WHAT YOU SHOULD DO »
Print the listing below in its entirety, character for character.

=======

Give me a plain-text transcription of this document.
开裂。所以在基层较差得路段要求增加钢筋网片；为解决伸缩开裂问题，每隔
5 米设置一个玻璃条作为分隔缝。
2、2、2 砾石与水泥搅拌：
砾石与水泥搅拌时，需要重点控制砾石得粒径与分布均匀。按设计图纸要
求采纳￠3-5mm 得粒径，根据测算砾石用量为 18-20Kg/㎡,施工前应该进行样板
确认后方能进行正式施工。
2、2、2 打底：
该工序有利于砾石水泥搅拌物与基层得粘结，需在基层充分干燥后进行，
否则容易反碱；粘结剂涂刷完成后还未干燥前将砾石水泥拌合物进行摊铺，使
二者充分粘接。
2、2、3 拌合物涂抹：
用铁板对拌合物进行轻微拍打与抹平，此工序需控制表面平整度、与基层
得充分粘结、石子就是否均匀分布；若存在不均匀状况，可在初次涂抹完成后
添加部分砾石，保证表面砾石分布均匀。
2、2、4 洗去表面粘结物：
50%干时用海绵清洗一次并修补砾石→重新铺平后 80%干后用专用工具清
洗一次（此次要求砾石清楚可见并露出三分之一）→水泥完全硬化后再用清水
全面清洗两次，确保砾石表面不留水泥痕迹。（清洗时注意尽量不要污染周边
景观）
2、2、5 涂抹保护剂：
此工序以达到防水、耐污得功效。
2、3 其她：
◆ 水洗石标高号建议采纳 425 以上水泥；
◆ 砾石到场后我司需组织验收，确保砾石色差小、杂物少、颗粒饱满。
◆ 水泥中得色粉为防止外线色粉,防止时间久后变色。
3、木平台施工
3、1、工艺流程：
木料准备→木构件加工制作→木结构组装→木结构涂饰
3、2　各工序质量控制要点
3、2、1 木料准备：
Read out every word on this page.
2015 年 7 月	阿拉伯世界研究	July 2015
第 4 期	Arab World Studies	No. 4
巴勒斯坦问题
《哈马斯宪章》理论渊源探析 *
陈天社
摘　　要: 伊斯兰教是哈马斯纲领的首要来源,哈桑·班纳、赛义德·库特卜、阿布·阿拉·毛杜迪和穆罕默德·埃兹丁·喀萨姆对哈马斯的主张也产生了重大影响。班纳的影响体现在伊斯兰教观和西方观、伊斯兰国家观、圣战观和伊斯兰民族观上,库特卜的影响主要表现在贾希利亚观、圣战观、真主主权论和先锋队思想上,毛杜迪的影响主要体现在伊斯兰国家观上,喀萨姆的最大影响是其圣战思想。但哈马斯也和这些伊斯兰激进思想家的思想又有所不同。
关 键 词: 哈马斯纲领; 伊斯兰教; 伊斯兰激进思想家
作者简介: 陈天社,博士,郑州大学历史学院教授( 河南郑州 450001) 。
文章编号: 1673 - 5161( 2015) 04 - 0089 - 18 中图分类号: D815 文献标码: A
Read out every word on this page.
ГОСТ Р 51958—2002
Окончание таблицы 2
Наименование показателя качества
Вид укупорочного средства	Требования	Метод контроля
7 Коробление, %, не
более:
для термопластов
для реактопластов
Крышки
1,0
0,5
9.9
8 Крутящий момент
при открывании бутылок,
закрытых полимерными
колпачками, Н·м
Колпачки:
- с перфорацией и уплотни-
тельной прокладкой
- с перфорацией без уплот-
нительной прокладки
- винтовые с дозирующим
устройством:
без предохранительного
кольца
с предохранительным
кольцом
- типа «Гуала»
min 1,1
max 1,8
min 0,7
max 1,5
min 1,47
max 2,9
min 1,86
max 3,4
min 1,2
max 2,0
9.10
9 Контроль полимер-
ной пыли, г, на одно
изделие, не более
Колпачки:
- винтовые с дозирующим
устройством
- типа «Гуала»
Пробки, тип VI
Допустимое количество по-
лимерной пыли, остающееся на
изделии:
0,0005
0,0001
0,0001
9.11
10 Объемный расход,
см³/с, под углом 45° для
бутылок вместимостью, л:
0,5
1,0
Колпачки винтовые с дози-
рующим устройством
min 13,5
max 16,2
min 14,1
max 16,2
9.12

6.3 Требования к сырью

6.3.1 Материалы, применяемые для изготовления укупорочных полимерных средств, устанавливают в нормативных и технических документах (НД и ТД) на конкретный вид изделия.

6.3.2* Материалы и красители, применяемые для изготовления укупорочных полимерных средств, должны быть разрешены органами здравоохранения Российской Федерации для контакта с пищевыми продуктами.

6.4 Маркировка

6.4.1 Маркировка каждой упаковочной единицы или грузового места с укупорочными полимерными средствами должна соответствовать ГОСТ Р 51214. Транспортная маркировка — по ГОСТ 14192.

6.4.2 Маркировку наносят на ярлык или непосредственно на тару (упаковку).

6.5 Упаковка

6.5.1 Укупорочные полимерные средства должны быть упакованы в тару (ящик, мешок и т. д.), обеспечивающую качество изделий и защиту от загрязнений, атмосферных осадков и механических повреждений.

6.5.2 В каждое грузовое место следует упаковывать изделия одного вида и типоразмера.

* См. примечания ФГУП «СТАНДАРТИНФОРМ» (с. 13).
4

=======

TASK OUTPUT »
Give me a plain-text transcription of this document.
开裂。所以在基层较差得路段要求增加钢筋网片；为解决伸缩开裂问题，每隔
5 米设置一个玻璃条作为分隔缝。
2、2、2 砾石与水泥搅拌：
砾石与水泥搅拌时，需要重点控制砾石得粒径与分布均匀。按设计图纸要
求采纳￠3-5mm 得粒径，根据测算砾石用量为 18-20Kg/㎡,施工前应该进行样板
确认后方能进行正式施工。
2、2、2 打底：
该工序有利于砾石水泥搅拌物与基层得粘结，需在基层充分干燥后进行，
否则容易反碱；粘结剂涂刷完成后还未干燥前将砾石水泥拌合物进行摊铺，使
二者充分粘接。
2、2、3 拌合物涂抹：
用铁板对拌合物进行轻微拍打与抹平，此工序需控制表面平整度、与基层
得充分粘结、石子就是否均匀分布；若存在不均匀状况，可在初次涂抹完成后
添加部分砾石，保证表面砾石分布均匀。
2、2、4 洗去表面粘结物：
50%干时用海绵清洗一次并修补砾石→重新铺平后 80%干后用专用工具清
洗一次（此次要求砾石清楚可见并露出三分之一）→水泥完全硬化后再用清水
全面清洗两次，确保砾石表面不留水泥痕迹。（清洗时注意尽量不要污染周边
景观）
2、2、5 涂抹保护剂：
此工序以达到防水、耐污得功效。
2、3 其她：
◆ 水洗石标高号建议采纳 425 以上水泥；
◆ 砾石到场后我司需组织验收，确保砾石色差小、杂物少、颗粒饱满。
◆ 水泥中得色粉为防止外线色粉,防止时间久后变色。
3、木平台施工
3、1、工艺流程：
木料准备→木构件加工制作→木结构组装→木结构涂饰
3、2　各工序质量控制要点
3、2、1 木料准备：
Read out every word on this page.
2015 年 7 月	阿拉伯世界研究	July 2015
第 4 期	Arab World Studies	No. 4
巴勒斯坦问题
《哈马斯宪章》理论渊源探析 *
陈天社
摘　　要: 伊斯兰教是哈马斯纲领的首要来源,哈桑·班纳、赛义德·库特卜、阿布·阿拉·毛杜迪和穆罕默德·埃兹丁·喀萨姆对哈马斯的主张也产生了重大影响。班纳的影响体现在伊斯兰教观和西方观、伊斯兰国家观、圣战观和伊斯兰民族观上,库特卜的影响主要表现在贾希利亚观、圣战观、真主主权论和先锋队思想上,毛杜迪的影响主要体现在伊斯兰国家观上,喀萨姆的最大影响是其圣战思想。但哈马斯也和这些伊斯兰激进思想家的思想又有所不同。
关 键 词: 哈马斯纲领; 伊斯兰教; 伊斯兰激进思想家
作者简介: 陈天社,博士,郑州大学历史学院教授( 河南郑州 450001) 。
文章编号: 1673 - 5161( 2015) 04 - 0089 - 18 中图分类号: D815 文献标码: A
Read out every word on this page.
ГОСТ Р 51958—2002
Окончание таблицы 2
Наименование показателя качества
Вид укупорочного средства	Требования	Метод контроля
7 Коробление, %, не
более:
для термопластов
для реактопластов
Крышки
1,0
0,5
9.9
8 Крутящий момент
при открывании бутылок,
закрытых полимерными
колпачками, Н·м
Колпачки:
- с перфорацией и уплотни-
тельной прокладкой
- с перфорацией без уплот-
нительной прокладки
- винтовые с дозирующим
устройством:
без предохранительного
кольца
с предохранительным
кольцом
- типа «Гуала»
min 1,1
max 1,8
min 0,7
max 1,5
min 1,47
max 2,9
min 1,86
max 3,4
min 1,2
max 2,0
9.10
9 Контроль полимер-
ной пыли, г, на одно
изделие, не более
Колпачки:
- винтовые с дозирующим
устройством
- типа «Гуала»
Пробки, тип VI
Допустимое количество по-
лимерной пыли, остающееся на
изделии:
0,0005
0,0001
0,0001
9.11
10 Объемный расход,
см³/с, под углом 45° для
бутылок вместимостью, л:
0,5
1,0
Колпачки винтовые с дози-
рующим устройством
min 13,5
max 16,2
min 14,1
max 16,2
9.12

6.3 Требования к сырью

6.3.1 Материалы, применяемые для изготовления укупорочных полимерных средств, устанавливают в нормативных и технических документах (НД и ТД) на конкретный вид изделия.

6.3.2* Материалы и красители, применяемые для изготовления укупорочных полимерных средств, должны быть разрешены органами здравоохранения Российской Федерации для контакта с пищевыми продуктами.

6.4 Маркировка

6.4.1 Маркировка каждой упаковочной единицы или грузового места с укупорочными полимерными средствами должна соответствовать ГОСТ Р 51214. Транспортная маркировка — по ГОСТ 14192.

6.4.2 Маркировку наносят на ярлык или непосредственно на тару (упаковку).

6.5 Упаковка

6.5.1 Укупорочные полимерные средства должны быть упакованы в тару (ящик, мешок и т. д.), обеспечивающую качество изделий и защиту от загрязнений, атмосферных осадков и механических повреждений.

6.5.2 В каждое грузовое место следует упаковывать изделия одного вида и типоразмера.

* См. примечания ФГУП «СТАНДАРТИНФОРМ» (с. 13).
4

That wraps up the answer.